### [What is required]
Scan the records for lines with the word "deselect", and copy every such line.

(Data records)
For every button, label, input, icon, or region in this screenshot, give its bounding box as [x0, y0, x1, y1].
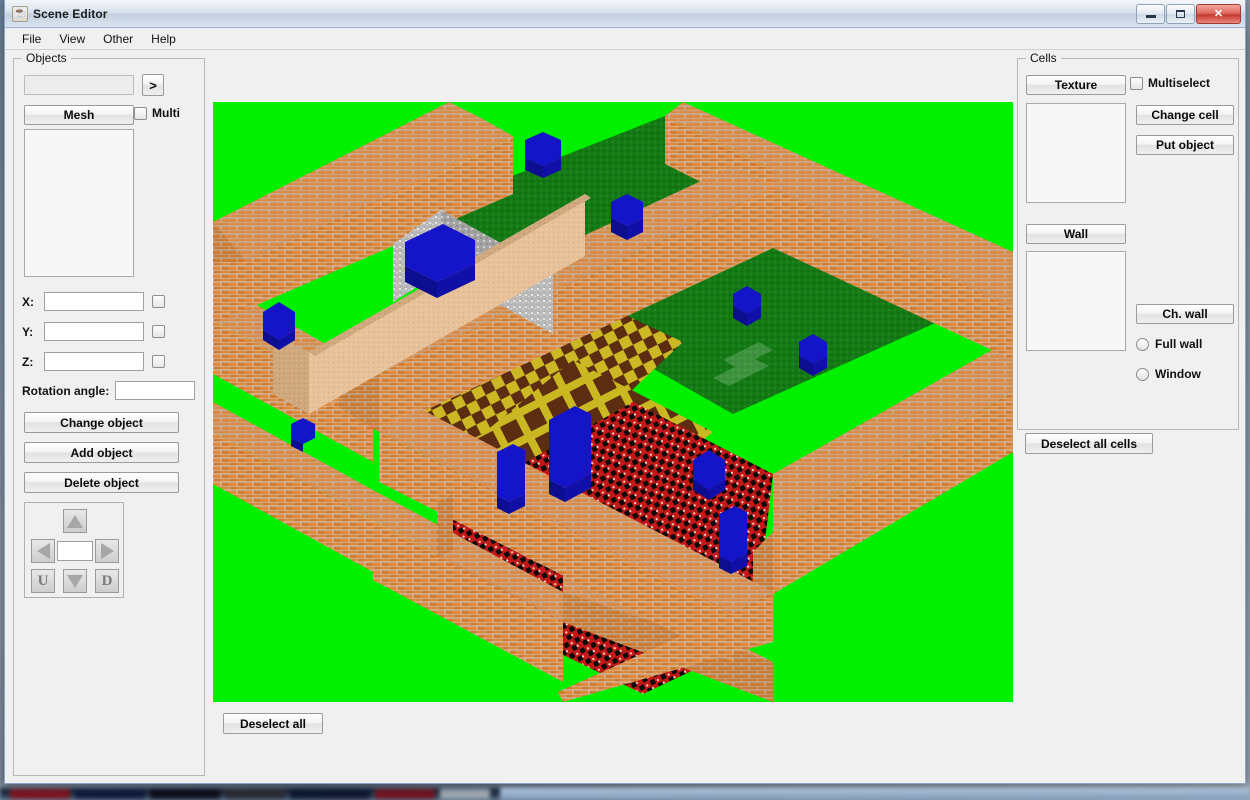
title-bar[interactable]: ☕ Scene Editor ✕	[5, 0, 1245, 28]
change-object-button[interactable]: Change object	[24, 412, 179, 433]
maximize-icon	[1176, 9, 1185, 18]
move-d-button[interactable]: D	[95, 569, 119, 593]
multi-checkbox[interactable]: Multi	[134, 106, 180, 120]
mesh-button[interactable]: Mesh	[24, 105, 134, 125]
coord-row-z: Z:	[22, 352, 198, 371]
multiselect-checkbox-label: Multiselect	[1148, 76, 1211, 90]
objects-panel: Objects > Mesh Multi X: Y: Z: Rotation a…	[13, 51, 205, 776]
radio-full-wall[interactable]: Full wall	[1136, 337, 1202, 351]
coord-lock-checkbox-x[interactable]	[152, 295, 165, 308]
window-controls: ✕	[1135, 3, 1241, 24]
radio-window[interactable]: Window	[1136, 367, 1201, 381]
rotation-angle-label: Rotation angle:	[22, 383, 110, 398]
coord-input-z[interactable]	[44, 352, 144, 371]
scene-svg	[213, 102, 1013, 702]
arrow-up-icon	[67, 514, 83, 528]
coord-input-y[interactable]	[44, 322, 144, 341]
multi-checkbox-label: Multi	[152, 106, 180, 120]
objects-panel-title: Objects	[22, 51, 71, 65]
window-body: Objects > Mesh Multi X: Y: Z: Rotation a…	[5, 50, 1245, 783]
taskbar[interactable]	[0, 788, 1250, 800]
coord-label-x: X:	[22, 294, 34, 309]
ch-wall-button[interactable]: Ch. wall	[1136, 304, 1234, 324]
coord-label-y: Y:	[22, 324, 34, 339]
move-left-button[interactable]	[31, 539, 55, 563]
move-right-button[interactable]	[95, 539, 119, 563]
maximize-button[interactable]	[1166, 3, 1195, 24]
object-move-pad: U D	[24, 502, 124, 598]
radio-circle-window[interactable]	[1136, 367, 1149, 381]
move-u-button[interactable]: U	[31, 569, 55, 593]
menu-bar: File View Other Help	[5, 28, 1245, 50]
deselect-all-button[interactable]: Deselect all	[223, 713, 323, 734]
move-step-input[interactable]	[57, 541, 93, 561]
radio-label-full-wall: Full wall	[1155, 337, 1203, 351]
minimize-button[interactable]	[1136, 3, 1165, 24]
move-down-button[interactable]	[63, 569, 87, 593]
application-window: ☕ Scene Editor ✕ File View Other Help Ob…	[4, 0, 1246, 784]
coord-row-y: Y:	[22, 322, 198, 341]
multiselect-checkbox[interactable]: Multiselect	[1130, 76, 1210, 90]
coord-row-x: X:	[22, 292, 198, 311]
coord-label-z: Z:	[22, 354, 34, 369]
coord-lock-checkbox-z[interactable]	[152, 355, 165, 368]
rotation-angle-input[interactable]	[115, 381, 196, 400]
wall-button[interactable]: Wall	[1026, 224, 1126, 244]
close-button[interactable]: ✕	[1196, 3, 1241, 24]
put-object-button[interactable]: Put object	[1136, 135, 1234, 155]
cells-panel: Cells Texture Multiselect Change cell Pu…	[1017, 51, 1239, 430]
deselect-all-cells-button[interactable]: Deselect all cells	[1025, 433, 1153, 454]
cells-panel-title: Cells	[1026, 51, 1061, 65]
radio-circle-full-wall[interactable]	[1136, 337, 1149, 351]
delete-object-button[interactable]: Delete object	[24, 472, 179, 493]
arrow-left-icon	[36, 543, 50, 559]
arrow-right-icon	[100, 543, 114, 559]
menu-item-other[interactable]: Other	[94, 29, 142, 49]
texture-list[interactable]	[1026, 103, 1126, 203]
minimize-icon	[1145, 15, 1156, 18]
checkbox-box-multi[interactable]	[134, 106, 147, 120]
object-name-input[interactable]	[24, 75, 134, 95]
java-coffee-cup-icon: ☕	[12, 5, 28, 22]
add-object-button[interactable]: Add object	[24, 442, 179, 463]
wall-list[interactable]	[1026, 251, 1126, 351]
checkbox-box-multiselect[interactable]	[1130, 76, 1143, 90]
rotation-row: Rotation angle:	[22, 381, 196, 400]
move-up-button[interactable]	[63, 509, 87, 533]
go-button[interactable]: >	[142, 74, 164, 96]
scene-3d-render[interactable]	[213, 102, 1013, 702]
mesh-list[interactable]	[24, 129, 134, 277]
menu-item-view[interactable]: View	[50, 29, 94, 49]
menu-item-help[interactable]: Help	[142, 29, 185, 49]
arrow-down-icon	[67, 574, 83, 588]
texture-button[interactable]: Texture	[1026, 75, 1126, 95]
radio-label-window: Window	[1155, 367, 1201, 381]
coord-input-x[interactable]	[44, 292, 144, 311]
menu-item-file[interactable]: File	[13, 29, 50, 49]
coord-lock-checkbox-y[interactable]	[152, 325, 165, 338]
change-cell-button[interactable]: Change cell	[1136, 105, 1234, 125]
window-title: Scene Editor	[33, 6, 108, 21]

### [Response]
deselect-all-button[interactable]: Deselect all	[223, 713, 323, 734]
deselect-all-cells-button[interactable]: Deselect all cells	[1025, 433, 1153, 454]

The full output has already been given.